REQUIRED WORK
Leave out the pictures and transcribe everything else exactly.

# start of RAW RECORDS

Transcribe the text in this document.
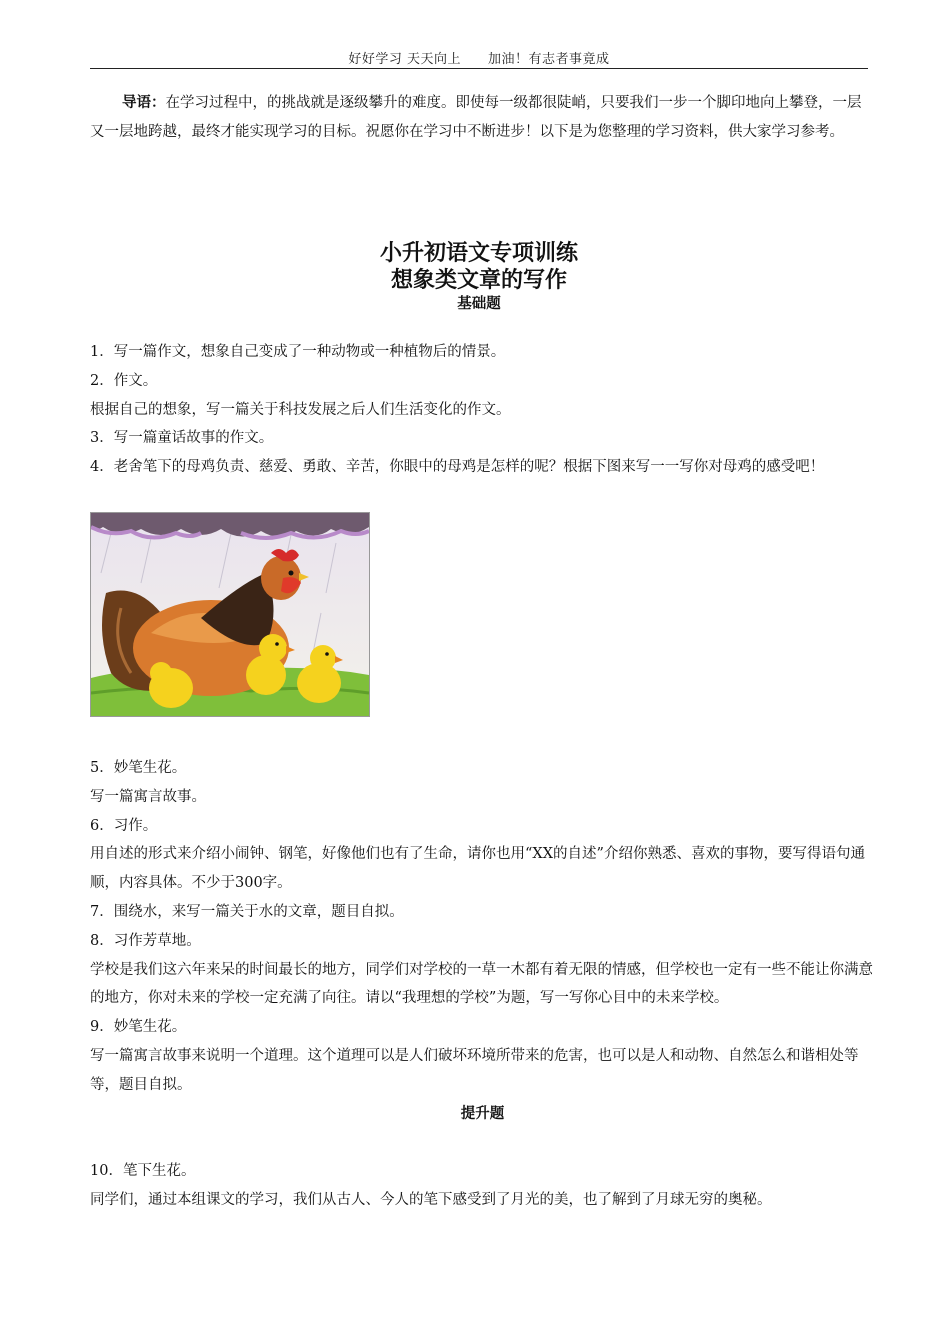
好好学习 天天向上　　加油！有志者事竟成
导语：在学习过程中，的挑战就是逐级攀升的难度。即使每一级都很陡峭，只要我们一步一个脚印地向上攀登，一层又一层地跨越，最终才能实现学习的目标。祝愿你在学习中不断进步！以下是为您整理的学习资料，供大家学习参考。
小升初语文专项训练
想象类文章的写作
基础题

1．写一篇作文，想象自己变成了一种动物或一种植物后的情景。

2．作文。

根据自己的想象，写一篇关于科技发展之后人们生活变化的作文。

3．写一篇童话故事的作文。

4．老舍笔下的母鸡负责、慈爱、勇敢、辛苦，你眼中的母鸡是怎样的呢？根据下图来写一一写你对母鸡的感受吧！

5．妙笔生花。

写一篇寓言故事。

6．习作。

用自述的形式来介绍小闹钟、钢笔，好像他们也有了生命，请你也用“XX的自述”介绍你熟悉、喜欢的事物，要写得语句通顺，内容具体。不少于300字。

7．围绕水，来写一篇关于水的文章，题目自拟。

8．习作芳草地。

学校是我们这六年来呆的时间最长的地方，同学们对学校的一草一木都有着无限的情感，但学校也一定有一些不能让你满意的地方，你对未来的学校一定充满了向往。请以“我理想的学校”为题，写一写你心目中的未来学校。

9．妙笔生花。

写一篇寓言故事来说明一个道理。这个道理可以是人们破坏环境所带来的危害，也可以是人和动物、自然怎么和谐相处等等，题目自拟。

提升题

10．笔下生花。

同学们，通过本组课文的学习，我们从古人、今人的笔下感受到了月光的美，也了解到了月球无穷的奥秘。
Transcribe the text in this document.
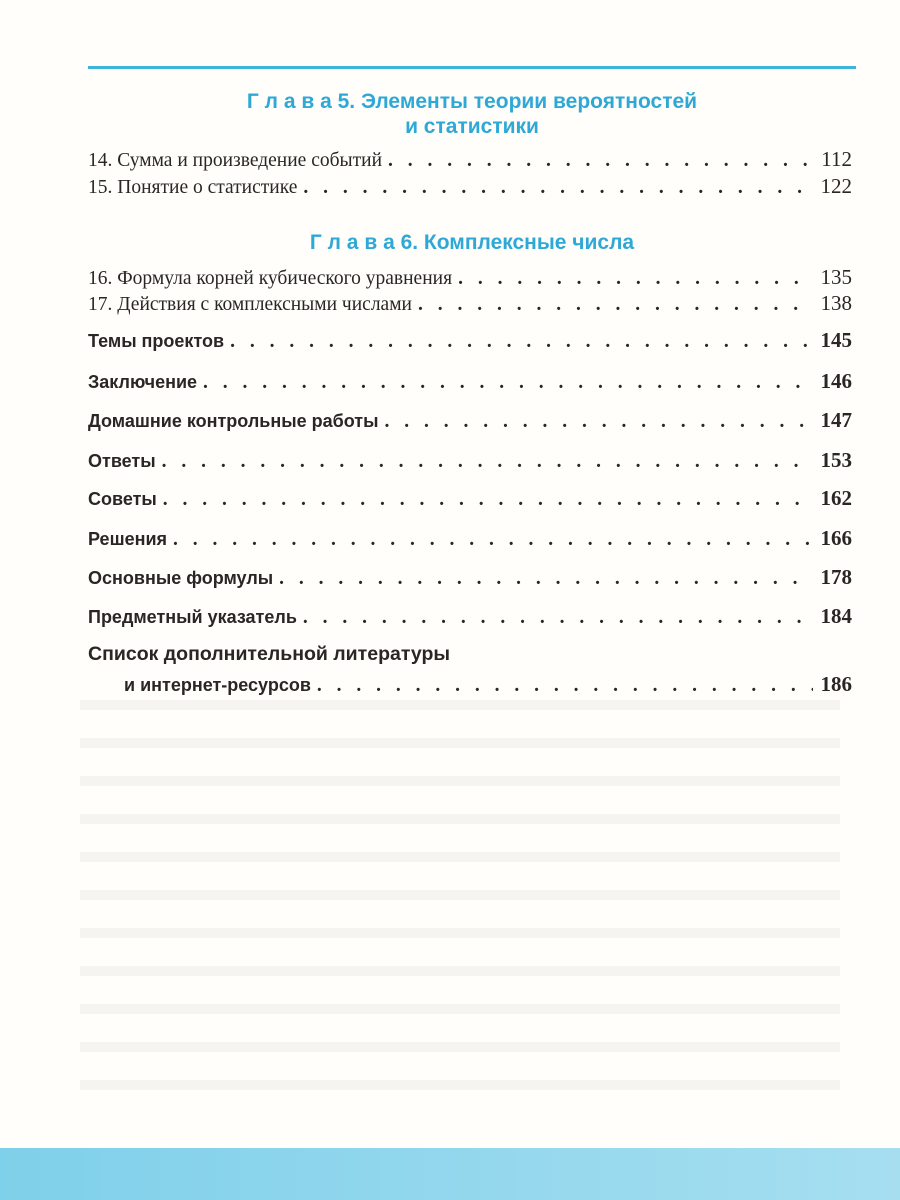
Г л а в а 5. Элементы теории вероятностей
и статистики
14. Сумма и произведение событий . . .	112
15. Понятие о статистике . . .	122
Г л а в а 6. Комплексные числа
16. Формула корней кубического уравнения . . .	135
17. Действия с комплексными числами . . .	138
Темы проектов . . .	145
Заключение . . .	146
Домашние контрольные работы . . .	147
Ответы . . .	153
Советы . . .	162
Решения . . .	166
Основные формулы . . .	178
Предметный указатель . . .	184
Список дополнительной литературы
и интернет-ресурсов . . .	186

# end of RAW RECORDS

REPLY TO THE EXERCISE
Transcribe the text in this document.
好好学习 天天向上　　加油！有志者事竟成
导语：在学习过程中，的挑战就是逐级攀升的难度。即使每一级都很陡峭，只要我们一步一个脚印地向上攀登，一层又一层地跨越，最终才能实现学习的目标。祝愿你在学习中不断进步！以下是为您整理的学习资料，供大家学习参考。
小升初语文专项训练
想象类文章的写作
基础题

1．写一篇作文，想象自己变成了一种动物或一种植物后的情景。

2．作文。

根据自己的想象，写一篇关于科技发展之后人们生活变化的作文。

3．写一篇童话故事的作文。

4．老舍笔下的母鸡负责、慈爱、勇敢、辛苦，你眼中的母鸡是怎样的呢？根据下图来写一一写你对母鸡的感受吧！

5．妙笔生花。

写一篇寓言故事。

6．习作。

用自述的形式来介绍小闹钟、钢笔，好像他们也有了生命，请你也用“XX的自述”介绍你熟悉、喜欢的事物，要写得语句通顺，内容具体。不少于300字。

7．围绕水，来写一篇关于水的文章，题目自拟。

8．习作芳草地。

学校是我们这六年来呆的时间最长的地方，同学们对学校的一草一木都有着无限的情感，但学校也一定有一些不能让你满意的地方，你对未来的学校一定充满了向往。请以“我理想的学校”为题，写一写你心目中的未来学校。

9．妙笔生花。

写一篇寓言故事来说明一个道理。这个道理可以是人们破坏环境所带来的危害，也可以是人和动物、自然怎么和谐相处等等，题目自拟。

提升题

10．笔下生花。

同学们，通过本组课文的学习，我们从古人、今人的笔下感受到了月光的美，也了解到了月球无穷的奥秘。
Transcribe the text in this document.
Г л а в а 5. Элементы теории вероятностей
и статистики
14. Сумма и произведение событий . . .	112
15. Понятие о статистике . . .	122
Г л а в а 6. Комплексные числа
16. Формула корней кубического уравнения . . .	135
17. Действия с комплексными числами . . .	138
Темы проектов . . .	145
Заключение . . .	146
Домашние контрольные работы . . .	147
Ответы . . .	153
Советы . . .	162
Решения . . .	166
Основные формулы . . .	178
Предметный указатель . . .	184
Список дополнительной литературы
и интернет-ресурсов . . .	186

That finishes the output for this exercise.